_REQUIREMENTS:_ In the listing below, count the lines containing the string "количества" and state only the number.

※

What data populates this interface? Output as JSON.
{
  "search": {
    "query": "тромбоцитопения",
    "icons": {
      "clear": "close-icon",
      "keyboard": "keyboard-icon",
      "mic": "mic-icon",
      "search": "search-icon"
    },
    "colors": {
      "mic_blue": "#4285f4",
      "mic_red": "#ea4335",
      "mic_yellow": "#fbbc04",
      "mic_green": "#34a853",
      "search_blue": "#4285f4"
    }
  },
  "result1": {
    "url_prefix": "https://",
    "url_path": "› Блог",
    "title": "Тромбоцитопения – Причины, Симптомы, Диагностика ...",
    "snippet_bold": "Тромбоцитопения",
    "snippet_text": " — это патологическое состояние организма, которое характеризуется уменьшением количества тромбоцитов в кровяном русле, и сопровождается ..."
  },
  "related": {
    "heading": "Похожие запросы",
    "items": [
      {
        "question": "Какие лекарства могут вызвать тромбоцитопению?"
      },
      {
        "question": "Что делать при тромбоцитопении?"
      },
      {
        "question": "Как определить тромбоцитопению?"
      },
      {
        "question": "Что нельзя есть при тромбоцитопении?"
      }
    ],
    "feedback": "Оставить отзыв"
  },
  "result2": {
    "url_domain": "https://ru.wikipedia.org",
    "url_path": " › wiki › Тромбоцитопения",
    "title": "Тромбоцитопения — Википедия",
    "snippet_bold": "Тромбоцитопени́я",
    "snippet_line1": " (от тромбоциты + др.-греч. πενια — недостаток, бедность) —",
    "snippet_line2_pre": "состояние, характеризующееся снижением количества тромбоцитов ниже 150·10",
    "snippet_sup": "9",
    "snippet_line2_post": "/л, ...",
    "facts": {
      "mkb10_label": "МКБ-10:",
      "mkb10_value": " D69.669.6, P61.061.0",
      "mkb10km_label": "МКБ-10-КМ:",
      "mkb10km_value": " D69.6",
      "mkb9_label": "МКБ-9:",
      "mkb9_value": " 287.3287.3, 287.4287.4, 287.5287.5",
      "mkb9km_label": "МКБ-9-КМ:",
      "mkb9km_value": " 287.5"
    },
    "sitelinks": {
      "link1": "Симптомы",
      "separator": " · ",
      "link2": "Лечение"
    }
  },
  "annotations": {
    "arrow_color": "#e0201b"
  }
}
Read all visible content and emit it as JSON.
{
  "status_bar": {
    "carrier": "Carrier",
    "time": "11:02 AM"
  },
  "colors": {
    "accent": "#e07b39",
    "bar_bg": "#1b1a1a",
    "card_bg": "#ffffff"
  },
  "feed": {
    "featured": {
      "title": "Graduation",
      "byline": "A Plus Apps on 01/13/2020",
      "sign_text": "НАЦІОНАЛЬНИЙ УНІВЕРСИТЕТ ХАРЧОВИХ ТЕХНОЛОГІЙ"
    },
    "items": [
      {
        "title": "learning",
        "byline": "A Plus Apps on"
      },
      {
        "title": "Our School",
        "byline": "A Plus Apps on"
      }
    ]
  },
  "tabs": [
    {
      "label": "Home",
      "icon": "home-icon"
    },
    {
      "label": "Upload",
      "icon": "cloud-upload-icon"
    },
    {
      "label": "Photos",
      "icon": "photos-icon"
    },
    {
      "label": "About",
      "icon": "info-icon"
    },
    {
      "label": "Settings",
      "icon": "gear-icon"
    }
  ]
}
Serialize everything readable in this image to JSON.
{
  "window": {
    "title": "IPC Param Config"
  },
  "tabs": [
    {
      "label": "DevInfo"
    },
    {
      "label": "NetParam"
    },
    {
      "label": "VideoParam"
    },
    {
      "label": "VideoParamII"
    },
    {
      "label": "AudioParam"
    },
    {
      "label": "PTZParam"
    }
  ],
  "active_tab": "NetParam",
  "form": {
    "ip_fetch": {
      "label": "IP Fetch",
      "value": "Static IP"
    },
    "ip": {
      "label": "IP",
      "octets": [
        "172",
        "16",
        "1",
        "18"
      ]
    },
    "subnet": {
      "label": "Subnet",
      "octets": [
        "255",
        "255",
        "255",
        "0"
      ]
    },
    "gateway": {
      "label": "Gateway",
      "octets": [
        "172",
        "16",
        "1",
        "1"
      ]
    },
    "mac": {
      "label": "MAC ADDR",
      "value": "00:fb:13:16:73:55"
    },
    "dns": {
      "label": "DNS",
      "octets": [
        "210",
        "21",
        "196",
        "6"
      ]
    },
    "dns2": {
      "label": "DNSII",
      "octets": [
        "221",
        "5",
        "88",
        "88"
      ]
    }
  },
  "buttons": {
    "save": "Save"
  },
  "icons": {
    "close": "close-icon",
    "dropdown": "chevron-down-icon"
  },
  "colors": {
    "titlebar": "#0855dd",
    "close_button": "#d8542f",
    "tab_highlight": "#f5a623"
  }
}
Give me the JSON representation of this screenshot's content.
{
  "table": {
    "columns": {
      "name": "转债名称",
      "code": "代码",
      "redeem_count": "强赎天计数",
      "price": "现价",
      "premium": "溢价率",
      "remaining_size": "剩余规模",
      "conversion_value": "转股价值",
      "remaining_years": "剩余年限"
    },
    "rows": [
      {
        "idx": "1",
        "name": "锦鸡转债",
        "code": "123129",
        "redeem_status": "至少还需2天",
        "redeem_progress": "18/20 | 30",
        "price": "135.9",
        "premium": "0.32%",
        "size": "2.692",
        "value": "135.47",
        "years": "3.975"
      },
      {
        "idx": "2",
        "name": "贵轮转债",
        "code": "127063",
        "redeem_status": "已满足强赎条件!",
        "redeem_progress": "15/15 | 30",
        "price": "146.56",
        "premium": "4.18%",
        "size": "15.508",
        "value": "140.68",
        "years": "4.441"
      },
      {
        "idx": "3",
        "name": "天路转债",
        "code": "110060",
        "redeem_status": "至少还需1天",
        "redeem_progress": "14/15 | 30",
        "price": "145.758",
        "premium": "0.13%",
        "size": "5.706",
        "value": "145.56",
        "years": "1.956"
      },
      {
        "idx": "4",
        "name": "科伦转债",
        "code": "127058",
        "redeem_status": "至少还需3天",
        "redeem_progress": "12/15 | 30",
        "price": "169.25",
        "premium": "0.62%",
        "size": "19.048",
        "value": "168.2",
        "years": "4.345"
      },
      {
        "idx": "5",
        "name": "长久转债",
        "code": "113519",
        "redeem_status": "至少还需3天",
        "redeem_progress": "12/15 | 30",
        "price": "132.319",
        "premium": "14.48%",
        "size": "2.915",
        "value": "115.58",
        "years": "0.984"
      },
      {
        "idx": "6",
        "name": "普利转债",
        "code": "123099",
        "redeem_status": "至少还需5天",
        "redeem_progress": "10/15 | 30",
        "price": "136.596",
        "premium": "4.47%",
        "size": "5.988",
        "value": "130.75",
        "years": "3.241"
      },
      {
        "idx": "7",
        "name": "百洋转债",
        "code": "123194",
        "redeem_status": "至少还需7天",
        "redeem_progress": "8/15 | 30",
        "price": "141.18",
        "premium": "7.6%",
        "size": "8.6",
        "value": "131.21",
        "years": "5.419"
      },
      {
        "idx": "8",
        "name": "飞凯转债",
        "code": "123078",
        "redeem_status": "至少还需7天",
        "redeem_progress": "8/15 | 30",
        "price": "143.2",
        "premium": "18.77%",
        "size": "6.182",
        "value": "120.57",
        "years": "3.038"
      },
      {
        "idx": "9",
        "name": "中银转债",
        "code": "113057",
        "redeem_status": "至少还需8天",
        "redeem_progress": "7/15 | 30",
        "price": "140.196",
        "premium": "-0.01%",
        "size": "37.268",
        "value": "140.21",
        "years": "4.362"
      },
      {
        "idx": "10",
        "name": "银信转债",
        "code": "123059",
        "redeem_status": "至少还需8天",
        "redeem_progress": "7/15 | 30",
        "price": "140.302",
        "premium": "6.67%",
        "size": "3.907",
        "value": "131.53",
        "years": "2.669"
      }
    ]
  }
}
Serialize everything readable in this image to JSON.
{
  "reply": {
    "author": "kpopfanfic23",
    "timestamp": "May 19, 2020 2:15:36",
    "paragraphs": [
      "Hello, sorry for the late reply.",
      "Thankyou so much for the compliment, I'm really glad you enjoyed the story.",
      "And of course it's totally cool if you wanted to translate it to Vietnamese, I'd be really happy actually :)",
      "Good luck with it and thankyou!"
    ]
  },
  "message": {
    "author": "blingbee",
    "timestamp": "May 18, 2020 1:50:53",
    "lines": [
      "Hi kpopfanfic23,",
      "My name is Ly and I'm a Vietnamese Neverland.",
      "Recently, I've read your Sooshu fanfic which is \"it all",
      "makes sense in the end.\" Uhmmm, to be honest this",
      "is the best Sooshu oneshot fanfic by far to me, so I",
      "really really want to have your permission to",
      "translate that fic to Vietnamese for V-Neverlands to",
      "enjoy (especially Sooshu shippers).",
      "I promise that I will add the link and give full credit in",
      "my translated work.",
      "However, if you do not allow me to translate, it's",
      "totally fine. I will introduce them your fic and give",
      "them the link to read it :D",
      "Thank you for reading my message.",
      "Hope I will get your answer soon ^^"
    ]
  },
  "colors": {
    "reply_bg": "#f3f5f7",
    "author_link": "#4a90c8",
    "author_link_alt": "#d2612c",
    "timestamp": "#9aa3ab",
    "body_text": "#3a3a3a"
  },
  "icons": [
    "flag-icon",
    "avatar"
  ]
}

※

_RESPONSE TO THE TASK:_ 2